Task details: Print the entries below word for word; the pictures stay out of your copy.

Information shown:
++++++++++

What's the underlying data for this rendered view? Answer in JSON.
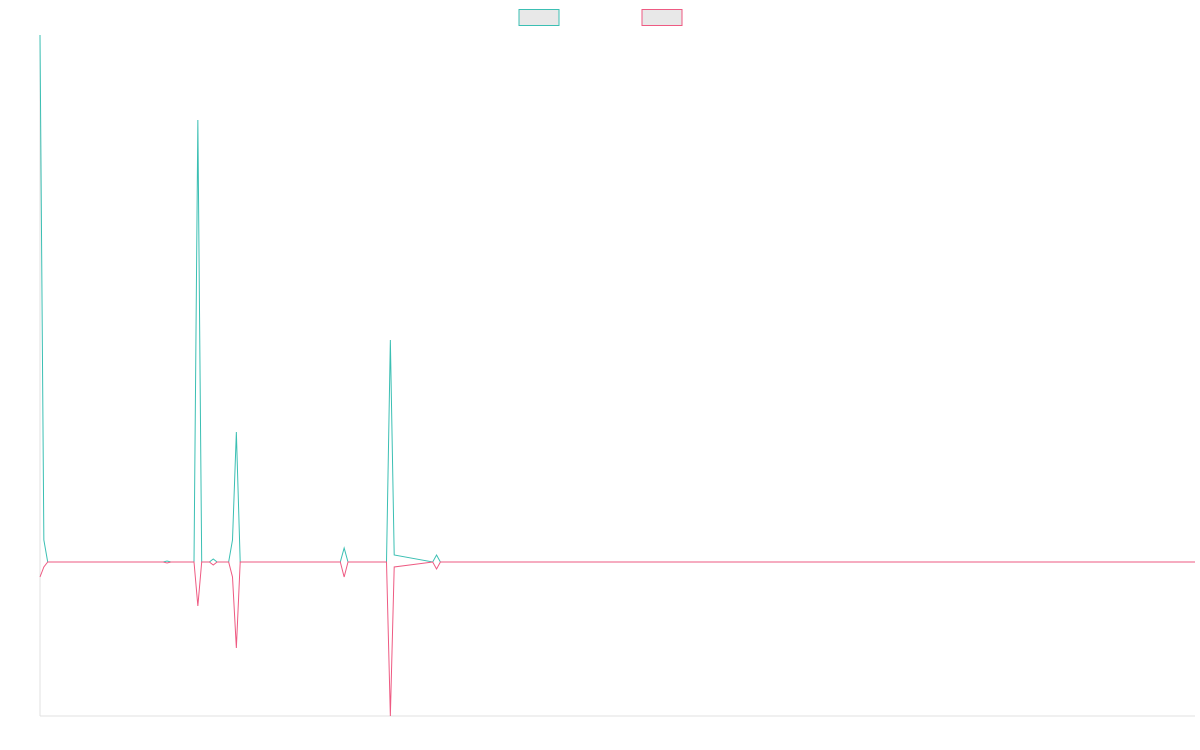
{
  "chart_data": {
    "type": "line",
    "x": [
      0,
      1,
      2,
      32,
      33,
      34,
      40,
      41,
      42,
      44,
      45,
      46,
      49,
      50,
      51,
      52,
      53,
      78,
      79,
      80,
      90,
      91,
      92,
      102,
      103,
      104,
      300
    ],
    "series": [
      {
        "color": "#3bbfb3",
        "values": [
          527,
          22,
          0,
          0,
          1,
          0,
          0,
          442,
          0,
          0,
          3,
          0,
          0,
          22,
          130,
          0,
          0,
          0,
          14,
          0,
          0,
          222,
          7,
          0,
          7,
          0,
          0
        ]
      },
      {
        "color": "#ee5a82",
        "values": [
          -15,
          -5,
          0,
          0,
          -1,
          0,
          0,
          -44,
          0,
          0,
          -3,
          0,
          0,
          -15,
          -86,
          0,
          0,
          0,
          -15,
          0,
          0,
          -154,
          -5,
          0,
          -7,
          0,
          0
        ]
      }
    ],
    "xlim": [
      0,
      300
    ],
    "ylim": [
      -154,
      527
    ]
  }
}
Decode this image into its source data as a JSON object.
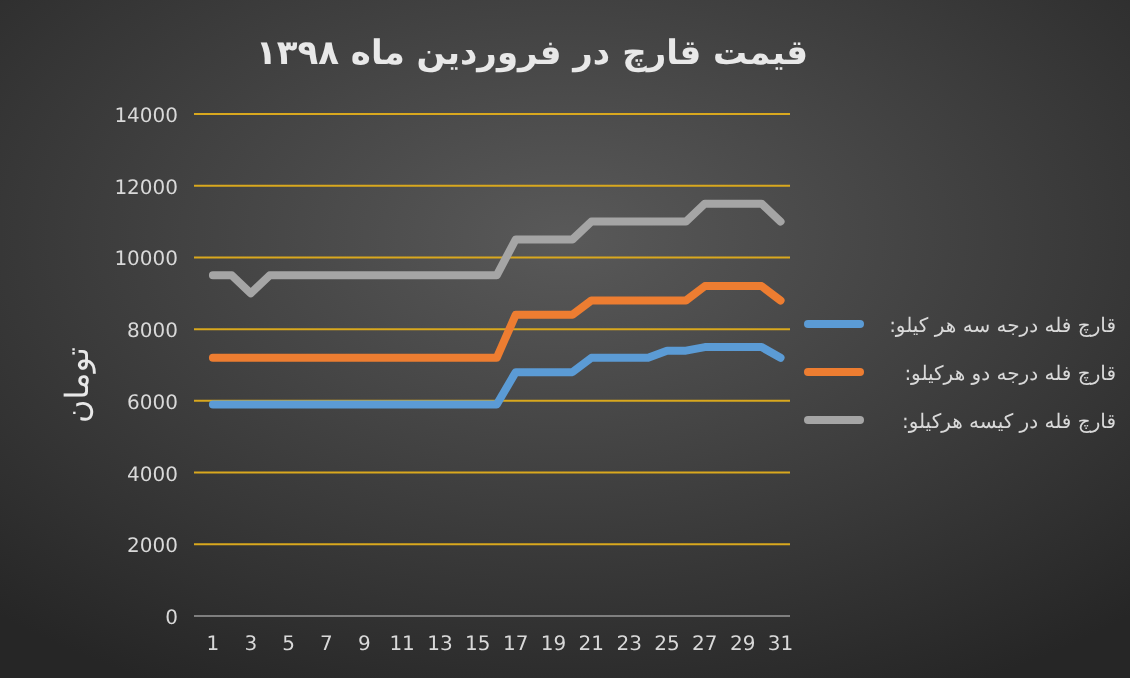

++++++++++

Task output:
What's the underlying data for this rendered view? Answer in JSON.
{
  "chart_data": {
    "type": "line",
    "x": [
      0,
      1,
      2,
      32,
      33,
      34,
      40,
      41,
      42,
      44,
      45,
      46,
      49,
      50,
      51,
      52,
      53,
      78,
      79,
      80,
      90,
      91,
      92,
      102,
      103,
      104,
      300
    ],
    "series": [
      {
        "color": "#3bbfb3",
        "values": [
          527,
          22,
          0,
          0,
          1,
          0,
          0,
          442,
          0,
          0,
          3,
          0,
          0,
          22,
          130,
          0,
          0,
          0,
          14,
          0,
          0,
          222,
          7,
          0,
          7,
          0,
          0
        ]
      },
      {
        "color": "#ee5a82",
        "values": [
          -15,
          -5,
          0,
          0,
          -1,
          0,
          0,
          -44,
          0,
          0,
          -3,
          0,
          0,
          -15,
          -86,
          0,
          0,
          0,
          -15,
          0,
          0,
          -154,
          -5,
          0,
          -7,
          0,
          0
        ]
      }
    ],
    "xlim": [
      0,
      300
    ],
    "ylim": [
      -154,
      527
    ]
  }
}
Decode this image into its source data as a JSON object.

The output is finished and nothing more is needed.